Pull out every line below containing the word "title".

_Provided records_
——————

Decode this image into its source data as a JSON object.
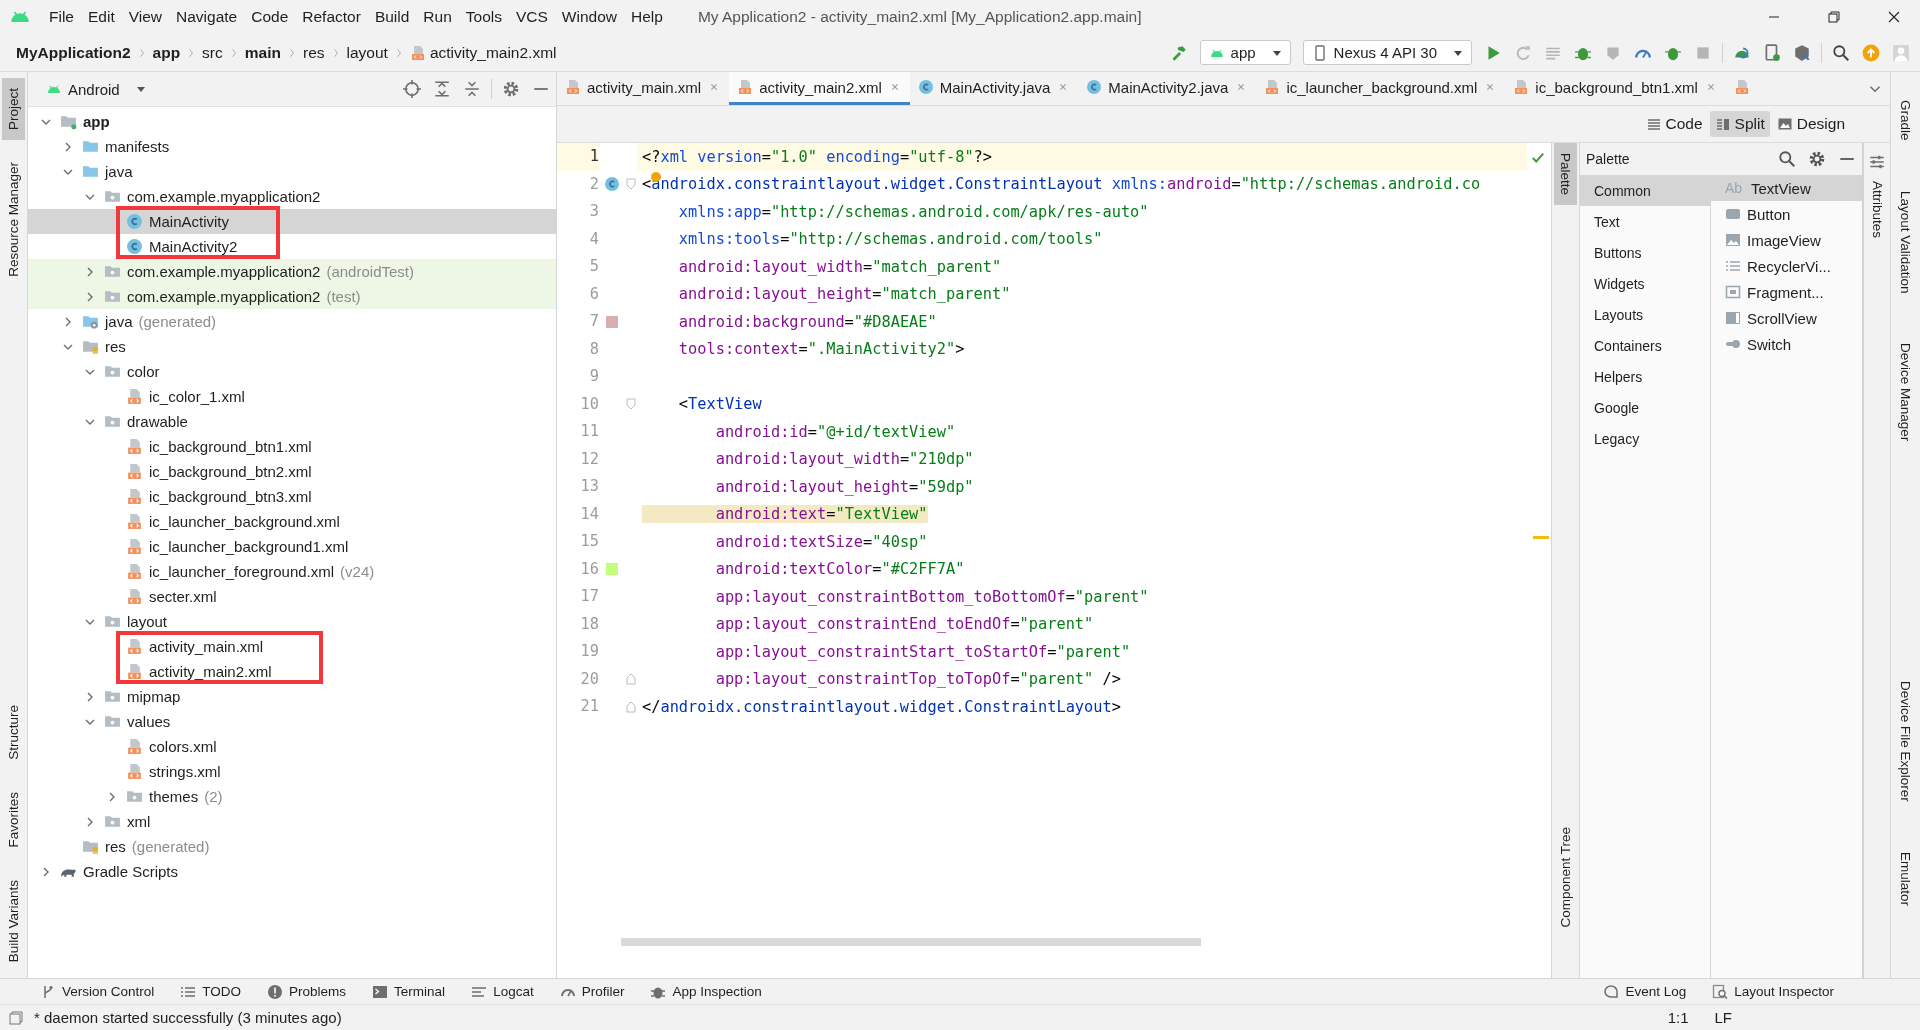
{
  "window": {
    "title": "My Application2 - activity_main2.xml [My_Application2.app.main]",
    "menu": [
      "File",
      "Edit",
      "View",
      "Navigate",
      "Code",
      "Refactor",
      "Build",
      "Run",
      "Tools",
      "VCS",
      "Window",
      "Help"
    ]
  },
  "breadcrumb": [
    {
      "label": "MyApplication2",
      "bold": true,
      "kind": "dir"
    },
    {
      "label": "app",
      "bold": true,
      "kind": "dir"
    },
    {
      "label": "src",
      "bold": false,
      "kind": "dir"
    },
    {
      "label": "main",
      "bold": true,
      "kind": "dir"
    },
    {
      "label": "res",
      "bold": false,
      "kind": "dir"
    },
    {
      "label": "layout",
      "bold": false,
      "kind": "dir"
    },
    {
      "label": "activity_main2.xml",
      "bold": false,
      "kind": "xml"
    }
  ],
  "toolbar": {
    "configuration": "app",
    "device": "Nexus 4 API 30"
  },
  "left_strip": {
    "top": [
      {
        "label": "Project",
        "selected": true
      },
      {
        "label": "Resource Manager",
        "selected": false
      }
    ],
    "bottom": [
      {
        "label": "Structure",
        "selected": false
      },
      {
        "label": "Favorites",
        "selected": false
      },
      {
        "label": "Build Variants",
        "selected": false
      }
    ]
  },
  "project": {
    "view": "Android",
    "tree": [
      {
        "label": "app",
        "kind": "module",
        "expanded": true,
        "selected": false,
        "marked": false,
        "children": [
          {
            "label": "manifests",
            "kind": "folder",
            "expanded": false,
            "selected": false,
            "marked": false
          },
          {
            "label": "java",
            "kind": "folder",
            "expanded": true,
            "selected": false,
            "marked": false,
            "children": [
              {
                "label": "com.example.myapplication2",
                "kind": "package",
                "expanded": true,
                "selected": false,
                "marked": false,
                "children": [
                  {
                    "label": "MainActivity",
                    "kind": "class",
                    "selected": true,
                    "marked": true
                  },
                  {
                    "label": "MainActivity2",
                    "kind": "class",
                    "selected": false,
                    "marked": true
                  }
                ]
              },
              {
                "label": "com.example.myapplication2",
                "suffix": "(androidTest)",
                "kind": "test-package",
                "expanded": false,
                "selected": false,
                "marked": false
              },
              {
                "label": "com.example.myapplication2",
                "suffix": "(test)",
                "kind": "test-package",
                "expanded": false,
                "selected": false,
                "marked": false
              }
            ]
          },
          {
            "label": "java",
            "suffix": "(generated)",
            "kind": "gen-folder",
            "expanded": false,
            "selected": false,
            "marked": false
          },
          {
            "label": "res",
            "kind": "res-folder",
            "expanded": true,
            "selected": false,
            "marked": false,
            "children": [
              {
                "label": "color",
                "kind": "package",
                "expanded": true,
                "selected": false,
                "marked": false,
                "children": [
                  {
                    "label": "ic_color_1.xml",
                    "kind": "xml",
                    "selected": false,
                    "marked": false
                  }
                ]
              },
              {
                "label": "drawable",
                "kind": "package",
                "expanded": true,
                "selected": false,
                "marked": false,
                "children": [
                  {
                    "label": "ic_background_btn1.xml",
                    "kind": "xml",
                    "selected": false,
                    "marked": false
                  },
                  {
                    "label": "ic_background_btn2.xml",
                    "kind": "xml",
                    "selected": false,
                    "marked": false
                  },
                  {
                    "label": "ic_background_btn3.xml",
                    "kind": "xml",
                    "selected": false,
                    "marked": false
                  },
                  {
                    "label": "ic_launcher_background.xml",
                    "kind": "xml",
                    "selected": false,
                    "marked": false
                  },
                  {
                    "label": "ic_launcher_background1.xml",
                    "kind": "xml",
                    "selected": false,
                    "marked": false
                  },
                  {
                    "label": "ic_launcher_foreground.xml",
                    "suffix": "(v24)",
                    "kind": "xml",
                    "selected": false,
                    "marked": false
                  },
                  {
                    "label": "secter.xml",
                    "kind": "xml",
                    "selected": false,
                    "marked": false
                  }
                ]
              },
              {
                "label": "layout",
                "kind": "package",
                "expanded": true,
                "selected": false,
                "marked": false,
                "children": [
                  {
                    "label": "activity_main.xml",
                    "kind": "xml",
                    "selected": false,
                    "marked": true
                  },
                  {
                    "label": "activity_main2.xml",
                    "kind": "xml",
                    "selected": false,
                    "marked": true
                  }
                ]
              },
              {
                "label": "mipmap",
                "kind": "package",
                "expanded": false,
                "selected": false,
                "marked": false
              },
              {
                "label": "values",
                "kind": "package",
                "expanded": true,
                "selected": false,
                "marked": false,
                "children": [
                  {
                    "label": "colors.xml",
                    "kind": "xml",
                    "selected": false,
                    "marked": false
                  },
                  {
                    "label": "strings.xml",
                    "kind": "xml",
                    "selected": false,
                    "marked": false
                  },
                  {
                    "label": "themes",
                    "suffix": "(2)",
                    "kind": "package",
                    "expanded": false,
                    "selected": false,
                    "marked": false
                  }
                ]
              },
              {
                "label": "xml",
                "kind": "package",
                "expanded": false,
                "selected": false,
                "marked": false
              }
            ]
          },
          {
            "label": "res",
            "suffix": "(generated)",
            "kind": "res-folder",
            "selected": false,
            "marked": false
          }
        ]
      },
      {
        "label": "Gradle Scripts",
        "kind": "gradle",
        "expanded": false,
        "selected": false,
        "marked": false
      }
    ]
  },
  "editor": {
    "tabs": [
      {
        "label": "activity_main.xml",
        "kind": "xml",
        "selected": false
      },
      {
        "label": "activity_main2.xml",
        "kind": "xml",
        "selected": true
      },
      {
        "label": "MainActivity.java",
        "kind": "class",
        "selected": false
      },
      {
        "label": "MainActivity2.java",
        "kind": "class",
        "selected": false
      },
      {
        "label": "ic_launcher_background.xml",
        "kind": "xml",
        "selected": false
      },
      {
        "label": "ic_background_btn1.xml",
        "kind": "xml",
        "selected": false
      },
      {
        "kind": "xml",
        "selected": false
      }
    ],
    "view_modes": [
      {
        "label": "Code",
        "kind": "code",
        "selected": false
      },
      {
        "label": "Split",
        "kind": "split",
        "selected": true
      },
      {
        "label": "Design",
        "kind": "design",
        "selected": false
      }
    ],
    "lines": [
      {
        "number": "1",
        "current": true,
        "occurrence": false,
        "tokens": [
          {
            "text": "<?",
            "kind": "p"
          },
          {
            "text": "xml version",
            "kind": "n"
          },
          {
            "text": "=",
            "kind": "p"
          },
          {
            "text": "\"1.0\"",
            "kind": "v"
          },
          {
            "text": " encoding",
            "kind": "n"
          },
          {
            "text": "=",
            "kind": "p"
          },
          {
            "text": "\"utf-8\"",
            "kind": "v"
          },
          {
            "text": "?>",
            "kind": "p"
          }
        ]
      },
      {
        "number": "2",
        "current": false,
        "occurrence": false,
        "marks": [
          {
            "kind": "class"
          },
          {
            "kind": "fold-start"
          }
        ],
        "tokens": [
          {
            "text": "<",
            "kind": "p"
          },
          {
            "text": "androidx.constraintlayout.widget.ConstraintLayout",
            "kind": "t"
          },
          {
            "text": " xmlns:",
            "kind": "n"
          },
          {
            "text": "android",
            "kind": "a"
          },
          {
            "text": "=",
            "kind": "p"
          },
          {
            "text": "\"http://schemas.android.co",
            "kind": "v"
          }
        ]
      },
      {
        "number": "3",
        "current": false,
        "occurrence": false,
        "tokens": [
          {
            "text": "    xmlns:app",
            "kind": "n"
          },
          {
            "text": "=",
            "kind": "p"
          },
          {
            "text": "\"http://schemas.android.com/apk/res-auto\"",
            "kind": "v"
          }
        ]
      },
      {
        "number": "4",
        "current": false,
        "occurrence": false,
        "tokens": [
          {
            "text": "    xmlns:tools",
            "kind": "n"
          },
          {
            "text": "=",
            "kind": "p"
          },
          {
            "text": "\"http://schemas.android.com/tools\"",
            "kind": "v"
          }
        ]
      },
      {
        "number": "5",
        "current": false,
        "occurrence": false,
        "tokens": [
          {
            "text": "    android:layout_width",
            "kind": "a"
          },
          {
            "text": "=",
            "kind": "p"
          },
          {
            "text": "\"match_parent\"",
            "kind": "v"
          }
        ]
      },
      {
        "number": "6",
        "current": false,
        "occurrence": false,
        "tokens": [
          {
            "text": "    android:layout_height",
            "kind": "a"
          },
          {
            "text": "=",
            "kind": "p"
          },
          {
            "text": "\"match_parent\"",
            "kind": "v"
          }
        ]
      },
      {
        "number": "7",
        "current": false,
        "occurrence": false,
        "marks": [
          {
            "kind": "swatch",
            "color": "#d8aeae"
          }
        ],
        "tokens": [
          {
            "text": "    android:background",
            "kind": "a"
          },
          {
            "text": "=",
            "kind": "p"
          },
          {
            "text": "\"#D8AEAE\"",
            "kind": "v"
          }
        ]
      },
      {
        "number": "8",
        "current": false,
        "occurrence": false,
        "tokens": [
          {
            "text": "    tools:context",
            "kind": "a"
          },
          {
            "text": "=",
            "kind": "p"
          },
          {
            "text": "\".MainActivity2\"",
            "kind": "v"
          },
          {
            "text": ">",
            "kind": "p"
          }
        ]
      },
      {
        "number": "9",
        "current": false
      },
      {
        "number": "10",
        "current": false,
        "occurrence": false,
        "marks": [
          {
            "kind": "fold-start"
          }
        ],
        "tokens": [
          {
            "text": "    <",
            "kind": "p"
          },
          {
            "text": "TextView",
            "kind": "t"
          }
        ]
      },
      {
        "number": "11",
        "current": false,
        "occurrence": false,
        "tokens": [
          {
            "text": "        android:id",
            "kind": "a"
          },
          {
            "text": "=",
            "kind": "p"
          },
          {
            "text": "\"@+id/textView\"",
            "kind": "v"
          }
        ]
      },
      {
        "number": "12",
        "current": false,
        "occurrence": false,
        "tokens": [
          {
            "text": "        android:layout_width",
            "kind": "a"
          },
          {
            "text": "=",
            "kind": "p"
          },
          {
            "text": "\"210dp\"",
            "kind": "v"
          }
        ]
      },
      {
        "number": "13",
        "current": false,
        "occurrence": false,
        "tokens": [
          {
            "text": "        android:layout_height",
            "kind": "a"
          },
          {
            "text": "=",
            "kind": "p"
          },
          {
            "text": "\"59dp\"",
            "kind": "v"
          }
        ]
      },
      {
        "number": "14",
        "current": false,
        "occurrence": true,
        "tokens": [
          {
            "text": "        android:text",
            "kind": "a"
          },
          {
            "text": "=",
            "kind": "p"
          },
          {
            "text": "\"TextView\"",
            "kind": "v"
          }
        ]
      },
      {
        "number": "15",
        "current": false,
        "occurrence": false,
        "tokens": [
          {
            "text": "        android:textSize",
            "kind": "a"
          },
          {
            "text": "=",
            "kind": "p"
          },
          {
            "text": "\"40sp\"",
            "kind": "v"
          }
        ]
      },
      {
        "number": "16",
        "current": false,
        "occurrence": false,
        "marks": [
          {
            "kind": "swatch",
            "color": "#c2ff7a"
          }
        ],
        "tokens": [
          {
            "text": "        android:textColor",
            "kind": "a"
          },
          {
            "text": "=",
            "kind": "p"
          },
          {
            "text": "\"#C2FF7A\"",
            "kind": "v"
          }
        ]
      },
      {
        "number": "17",
        "current": false,
        "occurrence": false,
        "tokens": [
          {
            "text": "        app:layout_constraintBottom_toBottomOf",
            "kind": "a"
          },
          {
            "text": "=",
            "kind": "p"
          },
          {
            "text": "\"parent\"",
            "kind": "v"
          }
        ]
      },
      {
        "number": "18",
        "current": false,
        "occurrence": false,
        "tokens": [
          {
            "text": "        app:layout_constraintEnd_toEndOf",
            "kind": "a"
          },
          {
            "text": "=",
            "kind": "p"
          },
          {
            "text": "\"parent\"",
            "kind": "v"
          }
        ]
      },
      {
        "number": "19",
        "current": false,
        "occurrence": false,
        "tokens": [
          {
            "text": "        app:layout_constraintStart_toStartOf",
            "kind": "a"
          },
          {
            "text": "=",
            "kind": "p"
          },
          {
            "text": "\"parent\"",
            "kind": "v"
          }
        ]
      },
      {
        "number": "20",
        "current": false,
        "occurrence": false,
        "marks": [
          {
            "kind": "fold-end"
          }
        ],
        "tokens": [
          {
            "text": "        app:layout_constraintTop_toTopOf",
            "kind": "a"
          },
          {
            "text": "=",
            "kind": "p"
          },
          {
            "text": "\"parent\"",
            "kind": "v"
          },
          {
            "text": " />",
            "kind": "p"
          }
        ]
      },
      {
        "number": "21",
        "current": false,
        "occurrence": false,
        "marks": [
          {
            "kind": "fold-end"
          }
        ],
        "tokens": [
          {
            "text": "</",
            "kind": "p"
          },
          {
            "text": "androidx.constraintlayout.widget.ConstraintLayout",
            "kind": "t"
          },
          {
            "text": ">",
            "kind": "p"
          }
        ]
      }
    ]
  },
  "palette_strip": {
    "top": [
      {
        "label": "Palette",
        "selected": true
      }
    ],
    "bottom": [
      {
        "label": "Component Tree",
        "selected": false
      }
    ]
  },
  "palette": {
    "title": "Palette",
    "categories": [
      {
        "label": "Common",
        "selected": true
      },
      {
        "label": "Text",
        "selected": false
      },
      {
        "label": "Buttons",
        "selected": false
      },
      {
        "label": "Widgets",
        "selected": false
      },
      {
        "label": "Layouts",
        "selected": false
      },
      {
        "label": "Containers",
        "selected": false
      },
      {
        "label": "Helpers",
        "selected": false
      },
      {
        "label": "Google",
        "selected": false
      },
      {
        "label": "Legacy",
        "selected": false
      }
    ],
    "items": [
      {
        "label": "TextView",
        "kind": "text",
        "glyph": "Ab",
        "selected": true
      },
      {
        "label": "Button",
        "kind": "button",
        "selected": false
      },
      {
        "label": "ImageView",
        "kind": "image",
        "selected": false
      },
      {
        "label": "RecyclerVi...",
        "kind": "list",
        "selected": false
      },
      {
        "label": "Fragment...",
        "kind": "fragment",
        "selected": false
      },
      {
        "label": "ScrollView",
        "kind": "scroll",
        "selected": false
      },
      {
        "label": "Switch",
        "kind": "switch",
        "selected": false
      }
    ]
  },
  "attributes_strip": {
    "top": [
      {
        "label": "Attributes",
        "selected": false
      }
    ]
  },
  "right_strip": {
    "top": [
      {
        "label": "Gradle",
        "selected": false
      },
      {
        "label": "Layout Validation",
        "selected": false
      },
      {
        "label": "Device Manager",
        "selected": false
      }
    ],
    "bottom": [
      {
        "label": "Device File Explorer",
        "selected": false
      },
      {
        "label": "Emulator",
        "selected": false
      }
    ]
  },
  "tool_windows": [
    {
      "label": "Version Control",
      "kind": "vcs"
    },
    {
      "label": "TODO",
      "kind": "todo"
    },
    {
      "label": "Problems",
      "kind": "problems"
    },
    {
      "label": "Terminal",
      "kind": "terminal"
    },
    {
      "label": "Logcat",
      "kind": "logcat"
    },
    {
      "label": "Profiler",
      "kind": "profiler"
    },
    {
      "label": "App Inspection",
      "kind": "inspection"
    }
  ],
  "tool_windows_right": [
    {
      "label": "Event Log",
      "kind": "eventlog"
    },
    {
      "label": "Layout Inspector",
      "kind": "layoutinspector"
    }
  ],
  "status_bar": {
    "message": "* daemon started successfully (3 minutes ago)",
    "position": "1:1",
    "line_separator": "LF"
  }
}
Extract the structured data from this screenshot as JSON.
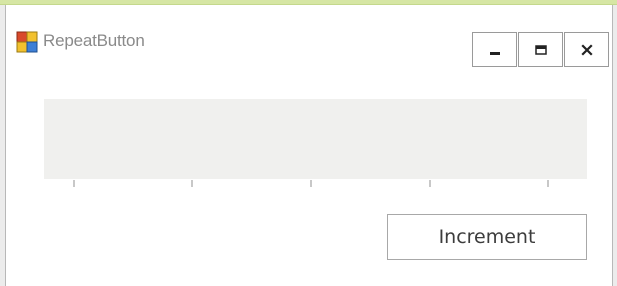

——————

_Worked answer_
    "title": "My Application2 - activity_main2.xml [My_Application2.app.main]",
    "title": "Palette",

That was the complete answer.